> **Short task**
Can you reproduce, word for word, only the records from their very first line through the line containing "chevron-right-icon[interactable] <box>50 286", with both of those lines included?

===== Task data

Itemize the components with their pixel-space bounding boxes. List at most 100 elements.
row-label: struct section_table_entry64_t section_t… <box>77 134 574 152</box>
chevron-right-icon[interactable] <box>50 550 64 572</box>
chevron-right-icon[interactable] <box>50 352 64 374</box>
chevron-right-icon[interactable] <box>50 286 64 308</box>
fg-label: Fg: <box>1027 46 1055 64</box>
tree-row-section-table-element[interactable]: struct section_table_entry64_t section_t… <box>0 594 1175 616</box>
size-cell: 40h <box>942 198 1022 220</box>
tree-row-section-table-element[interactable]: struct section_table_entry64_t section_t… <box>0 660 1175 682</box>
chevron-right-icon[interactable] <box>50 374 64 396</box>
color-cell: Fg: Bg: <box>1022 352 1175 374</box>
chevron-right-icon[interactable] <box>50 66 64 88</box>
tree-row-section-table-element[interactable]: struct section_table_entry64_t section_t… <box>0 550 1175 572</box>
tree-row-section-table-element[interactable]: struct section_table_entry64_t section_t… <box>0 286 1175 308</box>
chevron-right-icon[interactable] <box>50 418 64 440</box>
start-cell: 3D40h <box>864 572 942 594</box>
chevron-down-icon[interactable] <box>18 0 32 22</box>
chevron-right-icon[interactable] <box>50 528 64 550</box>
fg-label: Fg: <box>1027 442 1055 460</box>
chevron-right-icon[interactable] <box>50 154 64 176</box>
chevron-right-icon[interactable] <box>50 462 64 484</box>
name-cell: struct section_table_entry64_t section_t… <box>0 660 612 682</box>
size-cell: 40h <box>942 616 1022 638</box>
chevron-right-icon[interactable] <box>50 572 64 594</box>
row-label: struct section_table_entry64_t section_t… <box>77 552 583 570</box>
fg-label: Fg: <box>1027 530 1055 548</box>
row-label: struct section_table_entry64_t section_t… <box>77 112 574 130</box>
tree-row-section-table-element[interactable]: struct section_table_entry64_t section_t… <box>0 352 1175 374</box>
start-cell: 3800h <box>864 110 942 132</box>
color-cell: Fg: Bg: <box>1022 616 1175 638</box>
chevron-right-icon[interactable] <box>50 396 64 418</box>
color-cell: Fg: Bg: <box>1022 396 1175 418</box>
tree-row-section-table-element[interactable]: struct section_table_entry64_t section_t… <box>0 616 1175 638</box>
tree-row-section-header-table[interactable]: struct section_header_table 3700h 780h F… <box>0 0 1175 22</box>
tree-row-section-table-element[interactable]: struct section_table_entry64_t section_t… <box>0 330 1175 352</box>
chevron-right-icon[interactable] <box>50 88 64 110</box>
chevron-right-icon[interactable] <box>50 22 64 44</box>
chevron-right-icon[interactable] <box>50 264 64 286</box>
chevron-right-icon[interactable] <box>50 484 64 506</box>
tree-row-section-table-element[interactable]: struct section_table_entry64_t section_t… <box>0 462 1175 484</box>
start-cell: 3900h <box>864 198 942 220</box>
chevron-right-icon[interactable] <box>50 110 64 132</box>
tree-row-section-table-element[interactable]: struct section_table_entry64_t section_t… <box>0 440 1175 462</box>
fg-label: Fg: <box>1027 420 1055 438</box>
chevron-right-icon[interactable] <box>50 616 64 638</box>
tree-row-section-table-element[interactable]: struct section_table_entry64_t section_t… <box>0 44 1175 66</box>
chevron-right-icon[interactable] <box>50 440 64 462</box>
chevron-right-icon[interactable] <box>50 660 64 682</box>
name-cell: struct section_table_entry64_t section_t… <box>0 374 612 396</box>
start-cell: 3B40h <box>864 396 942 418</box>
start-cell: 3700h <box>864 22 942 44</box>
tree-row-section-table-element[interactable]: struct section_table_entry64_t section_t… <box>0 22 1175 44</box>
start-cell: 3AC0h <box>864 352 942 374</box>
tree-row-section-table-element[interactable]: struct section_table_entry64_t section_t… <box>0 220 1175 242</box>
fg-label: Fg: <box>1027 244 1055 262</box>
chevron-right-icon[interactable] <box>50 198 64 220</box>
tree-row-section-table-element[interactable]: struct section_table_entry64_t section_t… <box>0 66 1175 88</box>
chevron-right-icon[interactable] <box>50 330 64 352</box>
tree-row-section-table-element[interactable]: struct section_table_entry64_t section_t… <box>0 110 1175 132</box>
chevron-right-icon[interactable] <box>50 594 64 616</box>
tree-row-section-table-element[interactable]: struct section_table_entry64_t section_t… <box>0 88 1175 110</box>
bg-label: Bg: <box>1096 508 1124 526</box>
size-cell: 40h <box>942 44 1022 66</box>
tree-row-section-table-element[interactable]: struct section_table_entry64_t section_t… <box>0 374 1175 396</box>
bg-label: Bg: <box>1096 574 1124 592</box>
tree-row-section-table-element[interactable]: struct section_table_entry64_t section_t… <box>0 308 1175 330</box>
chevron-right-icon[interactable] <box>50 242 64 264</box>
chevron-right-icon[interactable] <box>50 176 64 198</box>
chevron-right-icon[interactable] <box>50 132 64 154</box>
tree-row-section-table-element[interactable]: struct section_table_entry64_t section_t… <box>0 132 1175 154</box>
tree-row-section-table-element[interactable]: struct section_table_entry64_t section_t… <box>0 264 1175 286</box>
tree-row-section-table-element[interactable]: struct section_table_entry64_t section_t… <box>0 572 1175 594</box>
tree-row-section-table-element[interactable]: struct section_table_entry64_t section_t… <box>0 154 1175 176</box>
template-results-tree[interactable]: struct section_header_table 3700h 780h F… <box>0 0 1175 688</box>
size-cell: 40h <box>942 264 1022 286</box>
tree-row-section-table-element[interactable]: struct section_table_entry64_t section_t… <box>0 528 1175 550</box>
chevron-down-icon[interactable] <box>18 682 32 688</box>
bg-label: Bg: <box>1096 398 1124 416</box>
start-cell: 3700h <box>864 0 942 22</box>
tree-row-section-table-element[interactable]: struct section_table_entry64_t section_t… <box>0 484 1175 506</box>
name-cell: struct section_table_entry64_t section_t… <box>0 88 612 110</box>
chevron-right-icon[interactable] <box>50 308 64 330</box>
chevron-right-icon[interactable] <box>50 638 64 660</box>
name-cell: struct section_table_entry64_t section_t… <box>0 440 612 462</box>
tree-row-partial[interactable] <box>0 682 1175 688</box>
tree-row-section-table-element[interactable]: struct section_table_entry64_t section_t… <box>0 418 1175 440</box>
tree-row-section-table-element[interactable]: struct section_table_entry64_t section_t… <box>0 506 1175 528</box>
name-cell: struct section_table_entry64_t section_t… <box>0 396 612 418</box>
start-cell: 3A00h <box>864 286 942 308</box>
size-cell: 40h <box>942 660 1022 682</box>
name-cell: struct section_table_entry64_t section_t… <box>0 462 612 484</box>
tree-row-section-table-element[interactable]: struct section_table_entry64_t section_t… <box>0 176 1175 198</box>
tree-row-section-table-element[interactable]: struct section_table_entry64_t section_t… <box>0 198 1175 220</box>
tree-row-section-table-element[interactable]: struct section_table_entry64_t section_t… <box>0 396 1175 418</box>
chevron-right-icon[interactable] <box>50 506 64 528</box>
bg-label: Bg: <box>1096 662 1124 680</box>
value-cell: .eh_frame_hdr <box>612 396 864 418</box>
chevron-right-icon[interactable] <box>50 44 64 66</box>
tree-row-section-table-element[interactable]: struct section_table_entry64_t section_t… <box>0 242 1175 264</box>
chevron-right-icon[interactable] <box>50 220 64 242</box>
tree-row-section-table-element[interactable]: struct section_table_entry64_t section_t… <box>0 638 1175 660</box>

==========

> **Complete output**
Itemize the components with their pixel-space bounding boxes. List at most 100 elements.
row-label: struct section_table_entry64_t section_t… <box>77 134 574 152</box>
chevron-right-icon[interactable] <box>50 550 64 572</box>
chevron-right-icon[interactable] <box>50 352 64 374</box>
chevron-right-icon[interactable] <box>50 286 64 308</box>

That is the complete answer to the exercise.